# Exercise brief
Edit the forum thread on dice randomness from "A dice mechanic is" to "used to determine.", replacing "dice mechanic" with "dice system".

# Given passage

Spawned from: [URL=http://www.indie-rpgs.com/viewtopic.php?p=130933#13093]This thread on dice

In the context of dice mechanics, I put forward the following definition of "randomness":

A dice mechanic is considered more random if it is less predictable. That is, the more strongly a dice mechanic clusters around a particular result, the less random it is.

"Result" can be the number that the dice are used to generate, or the game event that the dice are used to determine.

"Randomness" and "unpredictability" are virtual synonyms in this context.

I agree. That's exactly the sense I was using it in my post near the end of the parent thread. "More random" therefore means simply less predictable.

While "random" has many different technical meanings in different disciplines including mathematics, information theory, physics, and philosophy, making any statement about relative randomness open to endless argument, statements about relative "predictability" can be backed up with actual cash wagers. :-)

"Clustering around a particular result" might be a bit misleading in some cases, though, because when we're discussing systems we're often looking at how the distribution of results changes across a range of some other variable (such as character skill level or task difficulty or situational modifiers). Consider three systems in which a character's snark-bagging chances are being evaluated:

System A: The average character has a 45% chance of successful snark-bagging; the world's best snark-bagger has a 55% chance.

System B: The average character has no chance of successful snark-bagging; the world's best snark-bagger has a 20% chance.

System C: The average character has no chance of successful snark-bagging, but anyone with a proficiency in snark-bagging has a guaranteed success.

System A is the least predictable. System B is very predictable always, since a prediction of failure is very likely correct in every instance. System C is even more predictable if we know whether the character has the proficiency or not. I'd call system C the most predictable because it trends most strongly toward higher predictability over the relevant range of input conditions. However, in a specific instance it's no more predictable than system A if we don't know whether or not the character has the proficiency.

# Listing
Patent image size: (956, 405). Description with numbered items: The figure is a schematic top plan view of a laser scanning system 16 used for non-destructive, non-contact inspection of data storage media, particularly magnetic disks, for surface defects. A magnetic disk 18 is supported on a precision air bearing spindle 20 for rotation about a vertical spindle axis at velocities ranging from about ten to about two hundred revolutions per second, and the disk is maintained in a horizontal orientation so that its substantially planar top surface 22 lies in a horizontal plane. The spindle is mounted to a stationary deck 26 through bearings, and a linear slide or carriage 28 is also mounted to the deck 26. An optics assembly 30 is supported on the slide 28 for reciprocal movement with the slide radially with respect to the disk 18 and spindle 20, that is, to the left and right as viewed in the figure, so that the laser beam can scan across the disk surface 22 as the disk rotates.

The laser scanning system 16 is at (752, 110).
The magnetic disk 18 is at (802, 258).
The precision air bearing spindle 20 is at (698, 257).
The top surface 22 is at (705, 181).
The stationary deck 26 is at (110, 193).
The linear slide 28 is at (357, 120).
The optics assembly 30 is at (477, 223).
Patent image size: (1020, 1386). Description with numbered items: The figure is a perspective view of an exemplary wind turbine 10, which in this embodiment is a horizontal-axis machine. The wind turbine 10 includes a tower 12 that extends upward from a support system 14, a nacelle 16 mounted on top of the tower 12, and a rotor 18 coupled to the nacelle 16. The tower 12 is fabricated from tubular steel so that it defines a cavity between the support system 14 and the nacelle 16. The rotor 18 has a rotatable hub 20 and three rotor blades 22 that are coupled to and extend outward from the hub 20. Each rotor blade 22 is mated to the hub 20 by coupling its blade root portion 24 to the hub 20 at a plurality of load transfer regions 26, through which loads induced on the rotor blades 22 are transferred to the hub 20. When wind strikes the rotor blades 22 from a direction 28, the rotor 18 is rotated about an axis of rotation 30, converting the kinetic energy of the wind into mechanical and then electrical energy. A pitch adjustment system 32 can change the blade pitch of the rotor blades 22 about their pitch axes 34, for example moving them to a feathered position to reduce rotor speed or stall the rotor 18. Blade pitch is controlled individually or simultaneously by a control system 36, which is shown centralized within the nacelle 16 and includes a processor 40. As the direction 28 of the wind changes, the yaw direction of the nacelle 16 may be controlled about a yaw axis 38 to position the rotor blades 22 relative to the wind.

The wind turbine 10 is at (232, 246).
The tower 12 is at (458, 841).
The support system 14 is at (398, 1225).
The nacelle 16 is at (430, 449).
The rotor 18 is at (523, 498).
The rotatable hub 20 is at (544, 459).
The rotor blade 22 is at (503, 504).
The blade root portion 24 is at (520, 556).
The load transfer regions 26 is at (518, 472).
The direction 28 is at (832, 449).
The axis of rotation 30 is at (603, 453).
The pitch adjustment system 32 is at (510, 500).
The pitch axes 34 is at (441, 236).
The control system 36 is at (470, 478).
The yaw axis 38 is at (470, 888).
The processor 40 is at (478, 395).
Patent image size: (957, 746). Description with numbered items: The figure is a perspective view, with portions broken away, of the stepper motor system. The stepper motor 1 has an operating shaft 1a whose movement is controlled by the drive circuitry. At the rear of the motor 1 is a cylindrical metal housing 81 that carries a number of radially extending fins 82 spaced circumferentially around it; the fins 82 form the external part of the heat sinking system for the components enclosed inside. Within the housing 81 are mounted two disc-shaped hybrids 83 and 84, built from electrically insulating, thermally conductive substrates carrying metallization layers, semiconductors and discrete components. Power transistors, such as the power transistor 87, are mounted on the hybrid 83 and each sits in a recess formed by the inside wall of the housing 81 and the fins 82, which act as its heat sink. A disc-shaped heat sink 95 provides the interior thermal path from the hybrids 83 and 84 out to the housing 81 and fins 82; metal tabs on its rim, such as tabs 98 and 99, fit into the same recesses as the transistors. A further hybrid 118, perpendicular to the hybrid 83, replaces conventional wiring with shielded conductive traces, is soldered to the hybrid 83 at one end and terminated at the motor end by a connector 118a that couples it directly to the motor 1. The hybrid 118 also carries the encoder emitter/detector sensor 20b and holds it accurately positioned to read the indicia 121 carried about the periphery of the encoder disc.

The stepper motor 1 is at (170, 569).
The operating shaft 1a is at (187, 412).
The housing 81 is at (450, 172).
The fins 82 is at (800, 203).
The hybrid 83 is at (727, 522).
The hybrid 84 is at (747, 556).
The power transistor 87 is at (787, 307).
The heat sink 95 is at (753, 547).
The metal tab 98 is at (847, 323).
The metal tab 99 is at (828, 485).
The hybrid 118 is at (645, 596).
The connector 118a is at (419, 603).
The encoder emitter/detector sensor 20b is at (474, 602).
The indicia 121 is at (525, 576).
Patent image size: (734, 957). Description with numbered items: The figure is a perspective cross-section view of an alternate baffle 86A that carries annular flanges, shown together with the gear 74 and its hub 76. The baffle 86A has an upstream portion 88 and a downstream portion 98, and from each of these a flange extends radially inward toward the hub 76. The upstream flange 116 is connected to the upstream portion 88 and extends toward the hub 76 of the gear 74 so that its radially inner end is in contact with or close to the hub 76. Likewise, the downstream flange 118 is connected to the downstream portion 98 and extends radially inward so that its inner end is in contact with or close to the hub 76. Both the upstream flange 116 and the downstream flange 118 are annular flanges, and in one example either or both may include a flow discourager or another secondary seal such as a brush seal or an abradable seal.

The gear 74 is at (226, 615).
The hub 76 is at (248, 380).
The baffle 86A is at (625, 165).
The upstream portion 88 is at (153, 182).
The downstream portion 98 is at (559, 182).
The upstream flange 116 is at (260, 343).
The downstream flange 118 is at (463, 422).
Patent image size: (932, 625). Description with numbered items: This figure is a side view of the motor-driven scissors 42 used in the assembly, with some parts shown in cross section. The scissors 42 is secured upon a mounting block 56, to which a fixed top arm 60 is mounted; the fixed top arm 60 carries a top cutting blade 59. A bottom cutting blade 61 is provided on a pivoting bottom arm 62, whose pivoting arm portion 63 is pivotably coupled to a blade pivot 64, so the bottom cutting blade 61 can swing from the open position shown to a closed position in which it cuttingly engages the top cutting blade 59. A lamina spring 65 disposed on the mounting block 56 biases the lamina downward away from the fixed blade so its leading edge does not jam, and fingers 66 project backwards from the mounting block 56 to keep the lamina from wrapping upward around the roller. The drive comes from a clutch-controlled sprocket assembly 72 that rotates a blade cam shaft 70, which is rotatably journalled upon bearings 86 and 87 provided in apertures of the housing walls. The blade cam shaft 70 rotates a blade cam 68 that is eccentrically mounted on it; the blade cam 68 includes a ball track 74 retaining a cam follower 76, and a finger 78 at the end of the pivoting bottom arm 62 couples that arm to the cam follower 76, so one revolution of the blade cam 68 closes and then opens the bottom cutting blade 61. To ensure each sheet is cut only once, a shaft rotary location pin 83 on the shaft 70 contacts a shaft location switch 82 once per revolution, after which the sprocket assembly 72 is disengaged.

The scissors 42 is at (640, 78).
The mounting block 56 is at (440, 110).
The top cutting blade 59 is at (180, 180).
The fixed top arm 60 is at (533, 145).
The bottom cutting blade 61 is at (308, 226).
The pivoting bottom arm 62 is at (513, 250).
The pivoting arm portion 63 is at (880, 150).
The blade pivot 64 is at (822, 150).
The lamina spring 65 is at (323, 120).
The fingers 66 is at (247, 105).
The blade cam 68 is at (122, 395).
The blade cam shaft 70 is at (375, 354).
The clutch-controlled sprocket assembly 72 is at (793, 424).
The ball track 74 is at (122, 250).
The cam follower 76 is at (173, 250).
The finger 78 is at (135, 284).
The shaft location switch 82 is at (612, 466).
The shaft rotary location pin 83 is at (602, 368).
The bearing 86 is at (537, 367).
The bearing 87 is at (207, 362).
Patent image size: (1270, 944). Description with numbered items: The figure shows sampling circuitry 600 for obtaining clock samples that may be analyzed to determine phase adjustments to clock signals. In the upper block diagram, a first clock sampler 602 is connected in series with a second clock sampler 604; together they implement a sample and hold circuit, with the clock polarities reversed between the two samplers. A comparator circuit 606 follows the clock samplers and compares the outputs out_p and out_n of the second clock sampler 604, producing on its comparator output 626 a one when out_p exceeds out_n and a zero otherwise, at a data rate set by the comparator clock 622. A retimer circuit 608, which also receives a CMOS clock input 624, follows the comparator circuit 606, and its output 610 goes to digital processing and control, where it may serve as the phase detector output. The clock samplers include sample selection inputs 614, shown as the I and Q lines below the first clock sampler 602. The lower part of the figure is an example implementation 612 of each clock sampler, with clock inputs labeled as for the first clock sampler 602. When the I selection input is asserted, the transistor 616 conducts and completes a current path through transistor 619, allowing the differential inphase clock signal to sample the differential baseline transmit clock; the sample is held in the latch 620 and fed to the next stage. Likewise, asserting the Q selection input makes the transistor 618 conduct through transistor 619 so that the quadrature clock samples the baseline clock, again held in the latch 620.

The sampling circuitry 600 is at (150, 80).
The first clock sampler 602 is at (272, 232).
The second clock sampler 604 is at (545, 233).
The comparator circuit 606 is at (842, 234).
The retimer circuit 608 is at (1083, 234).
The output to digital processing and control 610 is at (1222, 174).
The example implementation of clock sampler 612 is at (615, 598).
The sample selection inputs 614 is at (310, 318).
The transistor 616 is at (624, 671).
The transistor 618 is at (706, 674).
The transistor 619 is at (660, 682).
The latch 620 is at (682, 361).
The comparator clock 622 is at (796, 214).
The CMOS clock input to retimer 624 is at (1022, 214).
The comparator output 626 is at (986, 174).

# Completed task
A dice system is considered more random if it is less predictable. That is, the more strongly a dice system clusters around a particular result, the less random it is.

"Result" can be the number that the dice are used to generate, or the game event that the dice are used to determine.